Problem requirements
Output, as a numbered list with blank lines omitted, every line of the entries from the first line through the line containing "The upper grooved", both included.
# # # # # # #
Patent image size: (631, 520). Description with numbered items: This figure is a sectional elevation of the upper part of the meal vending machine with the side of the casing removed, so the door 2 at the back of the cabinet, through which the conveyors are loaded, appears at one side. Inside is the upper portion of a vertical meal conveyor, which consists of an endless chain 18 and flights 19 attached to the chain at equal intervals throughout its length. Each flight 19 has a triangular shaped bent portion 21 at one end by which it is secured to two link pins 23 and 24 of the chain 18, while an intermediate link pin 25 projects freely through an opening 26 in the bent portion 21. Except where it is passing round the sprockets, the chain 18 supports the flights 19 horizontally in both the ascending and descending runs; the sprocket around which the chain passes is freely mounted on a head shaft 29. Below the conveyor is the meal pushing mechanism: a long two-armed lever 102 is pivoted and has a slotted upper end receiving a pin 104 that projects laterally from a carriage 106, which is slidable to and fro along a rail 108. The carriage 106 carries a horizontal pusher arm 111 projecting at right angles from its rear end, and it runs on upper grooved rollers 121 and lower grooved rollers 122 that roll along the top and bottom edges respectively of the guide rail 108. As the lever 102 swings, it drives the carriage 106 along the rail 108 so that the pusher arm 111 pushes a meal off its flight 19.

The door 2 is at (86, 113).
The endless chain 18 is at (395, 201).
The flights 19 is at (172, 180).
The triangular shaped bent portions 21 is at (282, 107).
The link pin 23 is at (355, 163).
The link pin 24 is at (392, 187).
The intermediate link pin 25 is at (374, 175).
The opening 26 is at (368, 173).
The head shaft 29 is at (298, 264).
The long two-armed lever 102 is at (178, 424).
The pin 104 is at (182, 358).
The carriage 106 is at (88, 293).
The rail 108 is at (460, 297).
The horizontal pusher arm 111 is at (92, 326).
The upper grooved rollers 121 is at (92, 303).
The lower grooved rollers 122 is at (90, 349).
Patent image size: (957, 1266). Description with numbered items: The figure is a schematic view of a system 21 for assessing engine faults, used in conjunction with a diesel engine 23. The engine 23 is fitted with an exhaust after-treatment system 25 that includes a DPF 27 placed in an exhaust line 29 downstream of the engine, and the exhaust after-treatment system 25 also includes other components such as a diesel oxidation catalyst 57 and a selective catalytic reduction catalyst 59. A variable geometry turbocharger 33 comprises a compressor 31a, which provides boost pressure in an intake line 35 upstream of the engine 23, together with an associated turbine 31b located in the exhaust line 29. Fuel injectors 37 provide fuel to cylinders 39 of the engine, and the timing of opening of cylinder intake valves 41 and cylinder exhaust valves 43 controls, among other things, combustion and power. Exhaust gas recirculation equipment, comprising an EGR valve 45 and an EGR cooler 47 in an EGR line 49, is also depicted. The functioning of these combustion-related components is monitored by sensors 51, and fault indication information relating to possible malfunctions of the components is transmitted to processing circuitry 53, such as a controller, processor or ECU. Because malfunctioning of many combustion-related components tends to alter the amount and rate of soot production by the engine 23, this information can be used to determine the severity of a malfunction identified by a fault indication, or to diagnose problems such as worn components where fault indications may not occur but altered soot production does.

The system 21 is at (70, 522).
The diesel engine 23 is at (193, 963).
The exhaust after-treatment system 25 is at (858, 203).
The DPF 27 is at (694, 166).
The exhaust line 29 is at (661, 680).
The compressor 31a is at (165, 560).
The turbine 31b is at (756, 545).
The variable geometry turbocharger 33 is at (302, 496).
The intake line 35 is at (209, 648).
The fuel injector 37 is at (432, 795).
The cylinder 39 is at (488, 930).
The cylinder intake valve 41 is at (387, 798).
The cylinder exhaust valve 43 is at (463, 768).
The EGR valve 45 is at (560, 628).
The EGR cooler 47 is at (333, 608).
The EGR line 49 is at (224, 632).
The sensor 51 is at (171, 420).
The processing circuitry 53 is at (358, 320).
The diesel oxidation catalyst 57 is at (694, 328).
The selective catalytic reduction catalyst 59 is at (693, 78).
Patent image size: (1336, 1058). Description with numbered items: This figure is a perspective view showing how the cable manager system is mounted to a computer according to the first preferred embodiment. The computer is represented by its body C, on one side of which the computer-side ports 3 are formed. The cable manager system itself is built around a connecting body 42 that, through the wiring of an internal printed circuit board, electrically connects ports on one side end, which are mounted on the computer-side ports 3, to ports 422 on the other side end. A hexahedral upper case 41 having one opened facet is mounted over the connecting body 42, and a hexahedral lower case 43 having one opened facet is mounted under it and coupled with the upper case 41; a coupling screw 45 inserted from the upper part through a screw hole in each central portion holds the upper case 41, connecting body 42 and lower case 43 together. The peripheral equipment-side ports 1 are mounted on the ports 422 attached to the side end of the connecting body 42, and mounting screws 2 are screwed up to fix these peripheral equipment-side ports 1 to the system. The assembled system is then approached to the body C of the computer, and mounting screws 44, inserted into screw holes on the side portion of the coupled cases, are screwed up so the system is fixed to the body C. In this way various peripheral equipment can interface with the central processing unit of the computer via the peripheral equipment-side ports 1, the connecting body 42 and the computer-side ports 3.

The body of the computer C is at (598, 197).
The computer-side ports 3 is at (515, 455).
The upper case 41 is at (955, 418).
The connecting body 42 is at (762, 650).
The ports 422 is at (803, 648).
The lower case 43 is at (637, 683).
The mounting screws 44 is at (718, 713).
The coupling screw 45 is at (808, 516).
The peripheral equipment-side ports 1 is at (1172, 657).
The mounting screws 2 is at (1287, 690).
# # # # # # #
Exercise solution
1. Patent image size: (631, 520). Description with numbered items: This figure is a sectional elevation of the upper part of the meal vending machine with the side of the casing removed, so the door 2 at the back of the cabinet, through which the conveyors are loaded, appears at one side. Inside is the upper portion of a vertical meal conveyor, which consists of an endless chain 18 and flights 19 attached to the chain at equal intervals throughout its length. Each flight 19 has a triangular shaped bent portion 21 at one end by which it is secured to two link pins 23 and 24 of the chain 18, while an intermediate link pin 25 projects freely through an opening 26 in the bent portion 21. Except where it is passing round the sprockets, the chain 18 supports the flights 19 horizontally in both the ascending and descending runs; the sprocket around which the chain passes is freely mounted on a head shaft 29. Below the conveyor is the meal pushing mechanism: a long two-armed lever 102 is pivoted and has a slotted upper end receiving a pin 104 that projects laterally from a carriage 106, which is slidable to and fro along a rail 108. The carriage 106 carries a horizontal pusher arm 111 projecting at right angles from its rear end, and it runs on upper grooved rollers 121 and lower grooved rollers 122 that roll along the top and bottom edges respectively of the guide rail 108. As the lever 102 swings, it drives the carriage 106 along the rail 108 so that the pusher arm 111 pushes a meal off its flight 19.
2. The door 2 is at (86, 113).
3. The endless chain 18 is at (395, 201).
4. The flights 19 is at (172, 180).
5. The triangular shaped bent portions 21 is at (282, 107).
6. The link pin 23 is at (355, 163).
7. The link pin 24 is at (392, 187).
8. The intermediate link pin 25 is at (374, 175).
9. The opening 26 is at (368, 173).
10. The head shaft 29 is at (298, 264).
11. The long two-armed lever 102 is at (178, 424).
12. The pin 104 is at (182, 358).
13. The carriage 106 is at (88, 293).
14. The rail 108 is at (460, 297).
15. The horizontal pusher arm 111 is at (92, 326).
16. The upper grooved rollers 121 is at (92, 303).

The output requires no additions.